**YOUR OBJECTIVE**
Identify each line below that contains the word "icon", and copy it out.
┌─ SUPPLIED DATA
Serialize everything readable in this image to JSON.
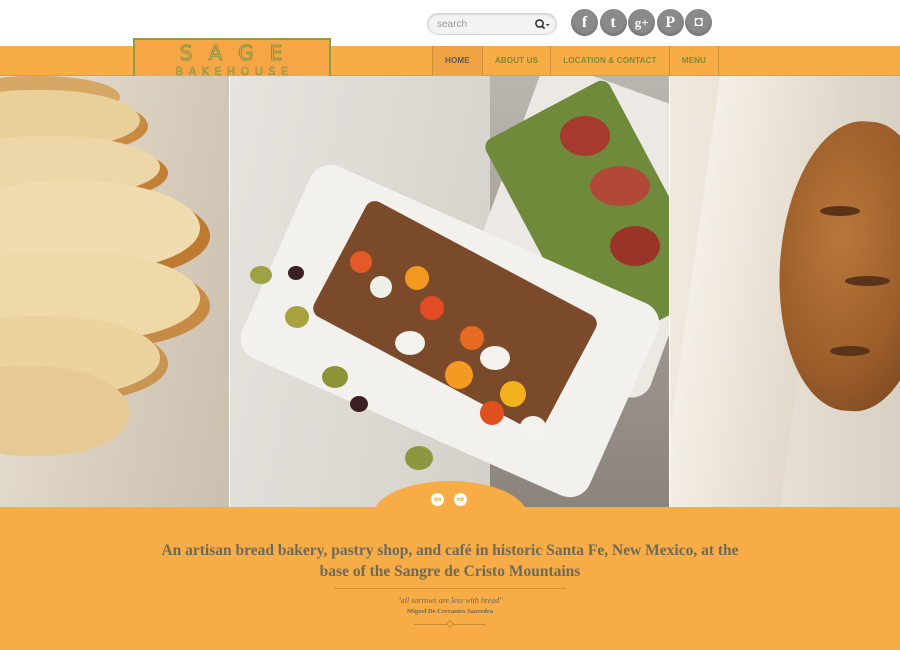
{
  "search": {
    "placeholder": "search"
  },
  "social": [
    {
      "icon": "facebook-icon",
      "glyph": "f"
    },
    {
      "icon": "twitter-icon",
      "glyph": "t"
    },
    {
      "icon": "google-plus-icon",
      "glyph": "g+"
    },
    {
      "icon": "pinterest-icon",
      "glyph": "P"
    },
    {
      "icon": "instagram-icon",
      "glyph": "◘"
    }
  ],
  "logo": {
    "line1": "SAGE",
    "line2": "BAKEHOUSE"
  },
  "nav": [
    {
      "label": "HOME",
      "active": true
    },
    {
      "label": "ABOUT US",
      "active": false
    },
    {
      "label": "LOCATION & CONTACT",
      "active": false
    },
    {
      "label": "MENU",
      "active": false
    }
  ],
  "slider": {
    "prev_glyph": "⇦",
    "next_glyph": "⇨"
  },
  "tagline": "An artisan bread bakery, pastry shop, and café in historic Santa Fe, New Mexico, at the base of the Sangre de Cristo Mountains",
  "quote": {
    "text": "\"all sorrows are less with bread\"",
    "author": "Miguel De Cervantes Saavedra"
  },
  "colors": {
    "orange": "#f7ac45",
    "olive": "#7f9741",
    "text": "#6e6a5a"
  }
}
└─
**SOLUTION TO THIS EXERCISE**
      "icon": "facebook-icon",
      "icon": "twitter-icon",
      "icon": "google-plus-icon",
      "icon": "pinterest-icon",
      "icon": "instagram-icon",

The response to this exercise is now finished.